CHALLENGE ::
Reproduce the entries in full, with no changes.

PROVIDED ENTRIES ::
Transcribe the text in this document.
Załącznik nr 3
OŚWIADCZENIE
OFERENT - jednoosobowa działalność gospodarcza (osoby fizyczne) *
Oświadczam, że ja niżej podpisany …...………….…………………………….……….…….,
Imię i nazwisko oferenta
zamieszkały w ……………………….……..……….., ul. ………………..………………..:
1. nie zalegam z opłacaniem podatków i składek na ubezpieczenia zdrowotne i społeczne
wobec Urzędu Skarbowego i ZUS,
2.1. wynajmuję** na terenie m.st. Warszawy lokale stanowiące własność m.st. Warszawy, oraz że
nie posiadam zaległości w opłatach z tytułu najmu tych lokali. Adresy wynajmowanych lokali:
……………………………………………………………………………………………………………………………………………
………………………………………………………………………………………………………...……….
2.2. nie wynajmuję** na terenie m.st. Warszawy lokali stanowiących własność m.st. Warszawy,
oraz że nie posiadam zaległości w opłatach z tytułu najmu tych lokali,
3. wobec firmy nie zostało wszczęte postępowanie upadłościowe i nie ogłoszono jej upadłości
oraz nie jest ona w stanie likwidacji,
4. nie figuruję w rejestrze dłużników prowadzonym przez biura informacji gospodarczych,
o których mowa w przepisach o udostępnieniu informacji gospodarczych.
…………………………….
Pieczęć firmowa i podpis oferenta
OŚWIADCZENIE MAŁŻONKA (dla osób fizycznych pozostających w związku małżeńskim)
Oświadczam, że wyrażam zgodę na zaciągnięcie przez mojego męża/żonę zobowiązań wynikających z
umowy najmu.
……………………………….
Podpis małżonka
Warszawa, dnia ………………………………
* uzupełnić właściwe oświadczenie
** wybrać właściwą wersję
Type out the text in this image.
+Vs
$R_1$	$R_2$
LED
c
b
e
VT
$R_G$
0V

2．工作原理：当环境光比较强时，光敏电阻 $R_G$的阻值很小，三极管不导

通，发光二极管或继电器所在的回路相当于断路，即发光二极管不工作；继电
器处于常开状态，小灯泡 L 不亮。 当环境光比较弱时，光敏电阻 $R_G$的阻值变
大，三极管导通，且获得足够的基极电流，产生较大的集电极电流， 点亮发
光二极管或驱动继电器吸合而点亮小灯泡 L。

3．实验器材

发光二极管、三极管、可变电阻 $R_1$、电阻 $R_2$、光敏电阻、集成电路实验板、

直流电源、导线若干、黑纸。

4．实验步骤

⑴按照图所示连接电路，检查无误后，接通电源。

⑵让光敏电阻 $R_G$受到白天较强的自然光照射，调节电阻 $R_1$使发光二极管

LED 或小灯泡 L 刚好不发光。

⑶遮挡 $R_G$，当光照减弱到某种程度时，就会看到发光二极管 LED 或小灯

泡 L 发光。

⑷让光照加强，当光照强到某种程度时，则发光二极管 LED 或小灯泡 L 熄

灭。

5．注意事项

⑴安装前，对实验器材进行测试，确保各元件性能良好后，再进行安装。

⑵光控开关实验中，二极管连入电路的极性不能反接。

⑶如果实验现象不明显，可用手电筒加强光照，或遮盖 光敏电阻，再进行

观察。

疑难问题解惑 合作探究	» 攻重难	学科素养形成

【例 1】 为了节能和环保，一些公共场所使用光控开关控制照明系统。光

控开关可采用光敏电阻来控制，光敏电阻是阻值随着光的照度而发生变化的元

PROBLEM SOLUTION ::
Transcribe the text in this document.
Załącznik nr 3
OŚWIADCZENIE
OFERENT - jednoosobowa działalność gospodarcza (osoby fizyczne) *
Oświadczam, że ja niżej podpisany …...………….…………………………….……….…….,
Imię i nazwisko oferenta
zamieszkały w ……………………….……..……….., ul. ………………..………………..:
1. nie zalegam z opłacaniem podatków i składek na ubezpieczenia zdrowotne i społeczne
wobec Urzędu Skarbowego i ZUS,
2.1. wynajmuję** na terenie m.st. Warszawy lokale stanowiące własność m.st. Warszawy, oraz że
nie posiadam zaległości w opłatach z tytułu najmu tych lokali. Adresy wynajmowanych lokali:
……………………………………………………………………………………………………………………………………………
………………………………………………………………………………………………………...……….
2.2. nie wynajmuję** na terenie m.st. Warszawy lokali stanowiących własność m.st. Warszawy,
oraz że nie posiadam zaległości w opłatach z tytułu najmu tych lokali,
3. wobec firmy nie zostało wszczęte postępowanie upadłościowe i nie ogłoszono jej upadłości
oraz nie jest ona w stanie likwidacji,
4. nie figuruję w rejestrze dłużników prowadzonym przez biura informacji gospodarczych,
o których mowa w przepisach o udostępnieniu informacji gospodarczych.
…………………………….
Pieczęć firmowa i podpis oferenta
OŚWIADCZENIE MAŁŻONKA (dla osób fizycznych pozostających w związku małżeńskim)
Oświadczam, że wyrażam zgodę na zaciągnięcie przez mojego męża/żonę zobowiązań wynikających z
umowy najmu.
……………………………….
Podpis małżonka
Warszawa, dnia ………………………………
* uzupełnić właściwe oświadczenie
** wybrać właściwą wersję
Type out the text in this image.
+Vs
$R_1$	$R_2$
LED
c
b
e
VT
$R_G$
0V

2．工作原理：当环境光比较强时，光敏电阻 $R_G$的阻值很小，三极管不导

通，发光二极管或继电器所在的回路相当于断路，即发光二极管不工作；继电
器处于常开状态，小灯泡 L 不亮。 当环境光比较弱时，光敏电阻 $R_G$的阻值变
大，三极管导通，且获得足够的基极电流，产生较大的集电极电流， 点亮发
光二极管或驱动继电器吸合而点亮小灯泡 L。

3．实验器材

发光二极管、三极管、可变电阻 $R_1$、电阻 $R_2$、光敏电阻、集成电路实验板、

直流电源、导线若干、黑纸。

4．实验步骤

⑴按照图所示连接电路，检查无误后，接通电源。

⑵让光敏电阻 $R_G$受到白天较强的自然光照射，调节电阻 $R_1$使发光二极管

LED 或小灯泡 L 刚好不发光。

⑶遮挡 $R_G$，当光照减弱到某种程度时，就会看到发光二极管 LED 或小灯

泡 L 发光。

⑷让光照加强，当光照强到某种程度时，则发光二极管 LED 或小灯泡 L 熄

灭。

5．注意事项

⑴安装前，对实验器材进行测试，确保各元件性能良好后，再进行安装。

⑵光控开关实验中，二极管连入电路的极性不能反接。

⑶如果实验现象不明显，可用手电筒加强光照，或遮盖 光敏电阻，再进行

观察。

疑难问题解惑 合作探究	» 攻重难	学科素养形成

【例 1】 为了节能和环保，一些公共场所使用光控开关控制照明系统。光

控开关可采用光敏电阻来控制，光敏电阻是阻值随着光的照度而发生变化的元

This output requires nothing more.